- **Instruction**
What lines of the data hold the string "name"? Pull each one out.

- **Extracted records**
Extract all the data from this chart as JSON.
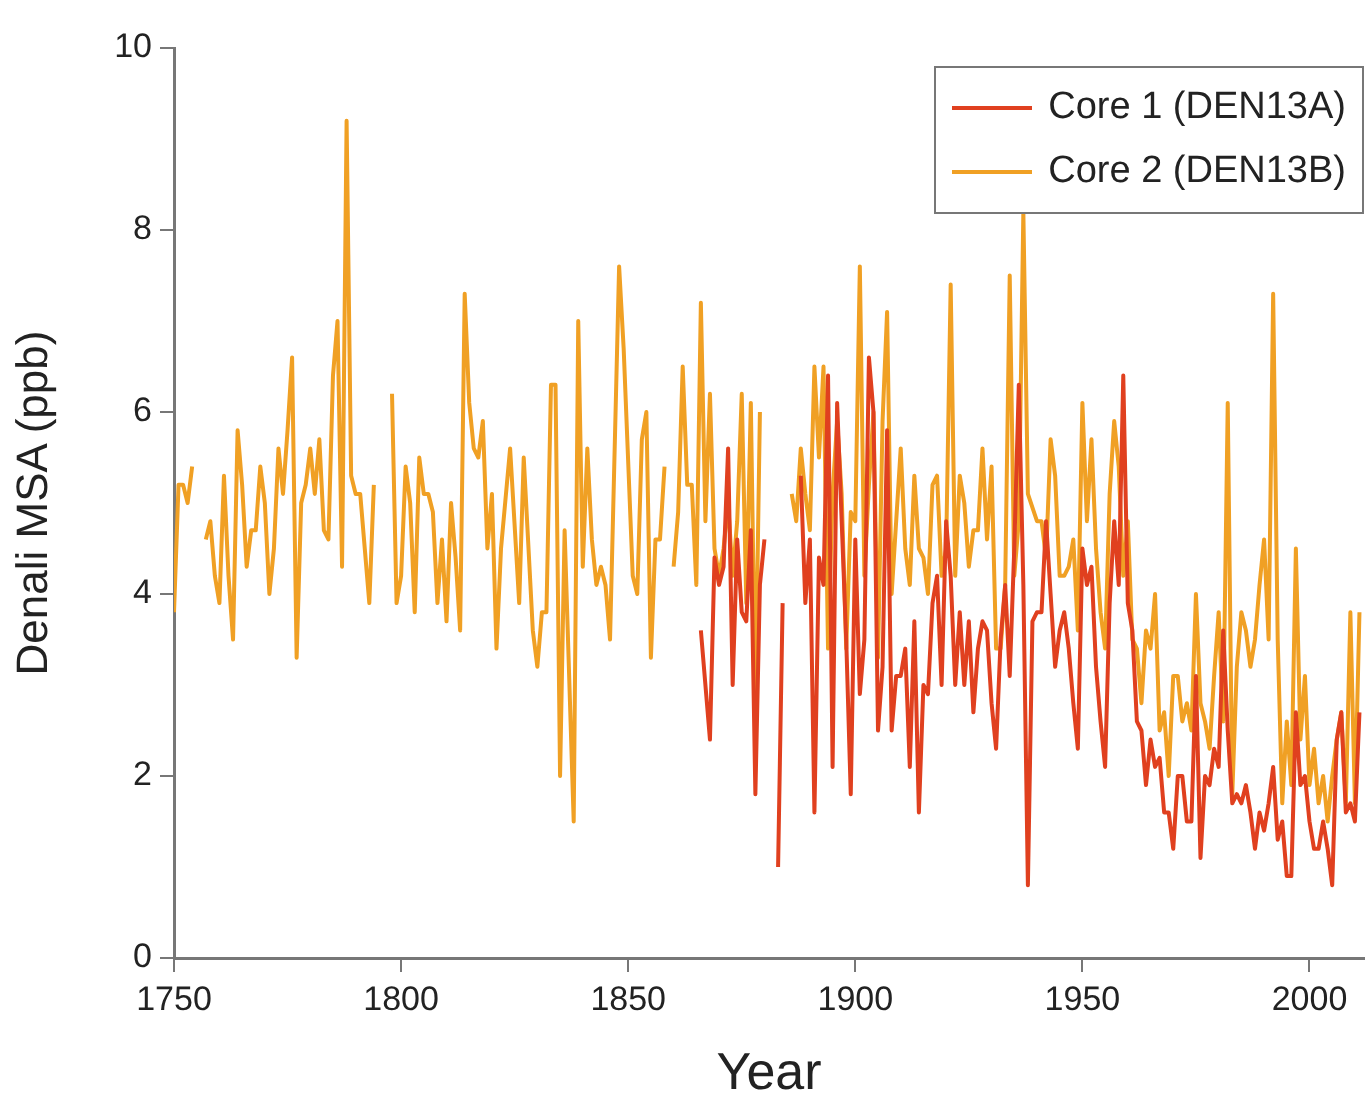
{
  "chart_data": {
    "type": "line",
    "xlabel": "Year",
    "ylabel": "Denali MSA (ppb)",
    "xlim": [
      1750,
      2012
    ],
    "xticks": [
      1750,
      1800,
      1850,
      1900,
      1950,
      2000
    ],
    "ylim": [
      0,
      10
    ],
    "yticks": [
      0,
      2,
      4,
      6,
      8,
      10
    ],
    "grid": false,
    "legend": "top right",
    "marker": "none",
    "line_style": "solid",
    "series": [
      {
        "name": "Core 1 (DEN13A)",
        "color": "#e0401f",
        "x": [
          1866,
          1868,
          1869,
          1870,
          1871,
          1872,
          1873,
          1874,
          1875,
          1876,
          1877,
          1878,
          1879,
          1880,
          1882,
          1883,
          1884,
          1886,
          1888,
          1889,
          1890,
          1891,
          1892,
          1893,
          1894,
          1895,
          1896,
          1897,
          1898,
          1899,
          1900,
          1901,
          1902,
          1903,
          1904,
          1905,
          1906,
          1907,
          1908,
          1909,
          1910,
          1911,
          1912,
          1913,
          1914,
          1915,
          1916,
          1917,
          1918,
          1919,
          1920,
          1921,
          1922,
          1923,
          1924,
          1925,
          1926,
          1927,
          1928,
          1929,
          1930,
          1931,
          1932,
          1933,
          1934,
          1935,
          1936,
          1937,
          1938,
          1939,
          1940,
          1941,
          1942,
          1943,
          1944,
          1945,
          1946,
          1947,
          1948,
          1949,
          1950,
          1951,
          1952,
          1953,
          1954,
          1955,
          1956,
          1957,
          1958,
          1959,
          1960,
          1961,
          1962,
          1963,
          1964,
          1965,
          1966,
          1967,
          1968,
          1969,
          1970,
          1971,
          1972,
          1973,
          1974,
          1975,
          1976,
          1977,
          1978,
          1979,
          1980,
          1981,
          1982,
          1983,
          1984,
          1985,
          1986,
          1987,
          1988,
          1989,
          1990,
          1991,
          1992,
          1993,
          1994,
          1995,
          1996,
          1997,
          1998,
          1999,
          2000,
          2001,
          2002,
          2003,
          2004,
          2005,
          2006,
          2007,
          2008,
          2009,
          2010,
          2011
        ],
        "values": [
          3.6,
          2.4,
          4.4,
          4.1,
          4.3,
          5.6,
          3.0,
          4.6,
          3.8,
          3.7,
          4.7,
          1.8,
          4.1,
          4.6,
          null,
          1.0,
          3.9,
          null,
          5.3,
          3.9,
          4.6,
          1.6,
          4.4,
          4.1,
          6.4,
          2.1,
          6.1,
          4.8,
          3.5,
          1.8,
          4.6,
          2.9,
          3.5,
          6.6,
          6.0,
          2.5,
          3.2,
          5.8,
          2.5,
          3.1,
          3.1,
          3.4,
          2.1,
          3.7,
          1.6,
          3.0,
          2.9,
          3.9,
          4.2,
          3.0,
          4.8,
          4.2,
          3.0,
          3.8,
          3.0,
          3.7,
          2.7,
          3.4,
          3.7,
          3.6,
          2.8,
          2.3,
          3.5,
          4.1,
          3.1,
          4.5,
          6.3,
          4.1,
          0.8,
          3.7,
          3.8,
          3.8,
          4.8,
          4.0,
          3.2,
          3.6,
          3.8,
          3.4,
          2.8,
          2.3,
          4.5,
          4.1,
          4.3,
          3.2,
          2.6,
          2.1,
          3.9,
          4.8,
          4.1,
          6.4,
          3.9,
          3.6,
          2.6,
          2.5,
          1.9,
          2.4,
          2.1,
          2.2,
          1.6,
          1.6,
          1.2,
          2.0,
          2.0,
          1.5,
          1.5,
          3.1,
          1.1,
          2.0,
          1.9,
          2.3,
          2.1,
          3.6,
          2.5,
          1.7,
          1.8,
          1.7,
          1.9,
          1.6,
          1.2,
          1.6,
          1.4,
          1.7,
          2.1,
          1.3,
          1.5,
          0.9,
          0.9,
          2.7,
          1.9,
          2.0,
          1.5,
          1.2,
          1.2,
          1.5,
          1.2,
          0.8,
          2.4,
          2.7,
          1.6,
          1.7,
          1.5,
          2.7
        ]
      },
      {
        "name": "Core 2 (DEN13B)",
        "color": "#f0a024",
        "x": [
          1750,
          1751,
          1752,
          1753,
          1754,
          1756,
          1757,
          1758,
          1759,
          1760,
          1761,
          1762,
          1763,
          1764,
          1765,
          1766,
          1767,
          1768,
          1769,
          1770,
          1771,
          1772,
          1773,
          1774,
          1775,
          1776,
          1777,
          1778,
          1779,
          1780,
          1781,
          1782,
          1783,
          1784,
          1785,
          1786,
          1787,
          1788,
          1789,
          1790,
          1791,
          1792,
          1793,
          1794,
          1796,
          1798,
          1799,
          1800,
          1801,
          1802,
          1803,
          1804,
          1805,
          1806,
          1807,
          1808,
          1809,
          1810,
          1811,
          1812,
          1813,
          1814,
          1815,
          1816,
          1817,
          1818,
          1819,
          1820,
          1821,
          1822,
          1824,
          1826,
          1827,
          1829,
          1830,
          1831,
          1832,
          1833,
          1834,
          1835,
          1836,
          1838,
          1839,
          1840,
          1841,
          1842,
          1843,
          1844,
          1845,
          1846,
          1848,
          1849,
          1851,
          1852,
          1853,
          1854,
          1855,
          1856,
          1857,
          1858,
          1859,
          1860,
          1861,
          1862,
          1863,
          1864,
          1865,
          1866,
          1867,
          1868,
          1869,
          1870,
          1871,
          1872,
          1873,
          1874,
          1875,
          1876,
          1877,
          1878,
          1879,
          1882,
          1886,
          1887,
          1888,
          1889,
          1890,
          1891,
          1892,
          1893,
          1894,
          1895,
          1896,
          1897,
          1898,
          1899,
          1900,
          1901,
          1902,
          1903,
          1904,
          1905,
          1906,
          1907,
          1908,
          1909,
          1910,
          1911,
          1912,
          1913,
          1914,
          1915,
          1916,
          1917,
          1918,
          1919,
          1920,
          1921,
          1922,
          1923,
          1924,
          1925,
          1926,
          1927,
          1928,
          1929,
          1930,
          1931,
          1932,
          1933,
          1934,
          1935,
          1936,
          1937,
          1938,
          1940,
          1941,
          1942,
          1943,
          1944,
          1945,
          1946,
          1947,
          1948,
          1949,
          1950,
          1951,
          1952,
          1953,
          1954,
          1955,
          1956,
          1957,
          1958,
          1959,
          1960,
          1961,
          1962,
          1963,
          1964,
          1965,
          1966,
          1967,
          1968,
          1969,
          1970,
          1971,
          1972,
          1973,
          1974,
          1975,
          1976,
          1977,
          1978,
          1979,
          1980,
          1981,
          1982,
          1983,
          1984,
          1985,
          1986,
          1987,
          1988,
          1989,
          1990,
          1991,
          1992,
          1993,
          1994,
          1995,
          1996,
          1997,
          1998,
          1999,
          2000,
          2001,
          2002,
          2003,
          2004,
          2005,
          2006,
          2007,
          2008,
          2009,
          2010,
          2011
        ],
        "values": [
          3.8,
          5.2,
          5.2,
          5.0,
          5.4,
          null,
          4.6,
          4.8,
          4.2,
          3.9,
          5.3,
          4.2,
          3.5,
          5.8,
          5.2,
          4.3,
          4.7,
          4.7,
          5.4,
          5.0,
          4.0,
          4.5,
          5.6,
          5.1,
          5.8,
          6.6,
          3.3,
          5.0,
          5.2,
          5.6,
          5.1,
          5.7,
          4.7,
          4.6,
          6.4,
          7.0,
          4.3,
          9.2,
          5.3,
          5.1,
          5.1,
          4.5,
          3.9,
          5.2,
          null,
          6.2,
          3.9,
          4.2,
          5.4,
          5.0,
          3.8,
          5.5,
          5.1,
          5.1,
          4.9,
          3.9,
          4.6,
          3.7,
          5.0,
          4.4,
          3.6,
          7.3,
          6.1,
          5.6,
          5.5,
          5.9,
          4.5,
          5.1,
          3.4,
          4.5,
          5.6,
          3.9,
          5.5,
          3.6,
          3.2,
          3.8,
          3.8,
          6.3,
          6.3,
          2.0,
          4.7,
          1.5,
          7.0,
          4.3,
          5.6,
          4.6,
          4.1,
          4.3,
          4.1,
          3.5,
          7.6,
          6.7,
          4.2,
          4.0,
          5.7,
          6.0,
          3.3,
          4.6,
          4.6,
          5.4,
          null,
          4.3,
          4.9,
          6.5,
          5.2,
          5.2,
          4.1,
          7.2,
          4.8,
          6.2,
          4.5,
          4.2,
          4.5,
          5.0,
          4.2,
          4.8,
          6.2,
          3.9,
          6.1,
          2.8,
          6.0,
          null,
          5.1,
          4.8,
          5.6,
          5.1,
          4.7,
          6.5,
          5.5,
          6.5,
          3.4,
          5.1,
          5.9,
          5.1,
          3.4,
          4.9,
          4.8,
          7.6,
          4.2,
          5.2,
          6.0,
          3.3,
          5.9,
          7.1,
          4.0,
          4.8,
          5.6,
          4.5,
          4.1,
          5.3,
          4.5,
          4.4,
          4.0,
          5.2,
          5.3,
          4.2,
          4.5,
          7.4,
          4.2,
          5.3,
          5.0,
          4.3,
          4.7,
          4.7,
          5.6,
          4.6,
          5.4,
          3.4,
          3.4,
          4.1,
          7.5,
          4.2,
          4.8,
          8.2,
          5.1,
          4.8,
          4.8,
          4.4,
          5.7,
          5.3,
          4.2,
          4.2,
          4.3,
          4.6,
          3.6,
          6.1,
          4.8,
          5.7,
          4.5,
          3.8,
          3.4,
          5.1,
          5.9,
          5.4,
          4.2,
          4.8,
          3.5,
          3.4,
          2.8,
          3.6,
          3.4,
          4.0,
          2.5,
          2.7,
          2.0,
          3.1,
          3.1,
          2.6,
          2.8,
          2.5,
          4.0,
          2.8,
          2.6,
          2.3,
          3.1,
          3.8,
          2.6,
          6.1,
          1.8,
          3.2,
          3.8,
          3.6,
          3.2,
          3.5,
          4.1,
          4.6,
          3.5,
          7.3,
          3.5,
          1.7,
          2.6,
          1.9,
          4.5,
          2.4,
          3.1,
          1.9,
          2.3,
          1.7,
          2.0,
          1.5,
          2.0,
          2.4,
          2.7,
          1.7,
          3.8,
          1.7,
          3.8
        ]
      }
    ]
  }
}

- **Result**
        "name": "Core 1 (DEN13A)",
        "name": "Core 2 (DEN13B)",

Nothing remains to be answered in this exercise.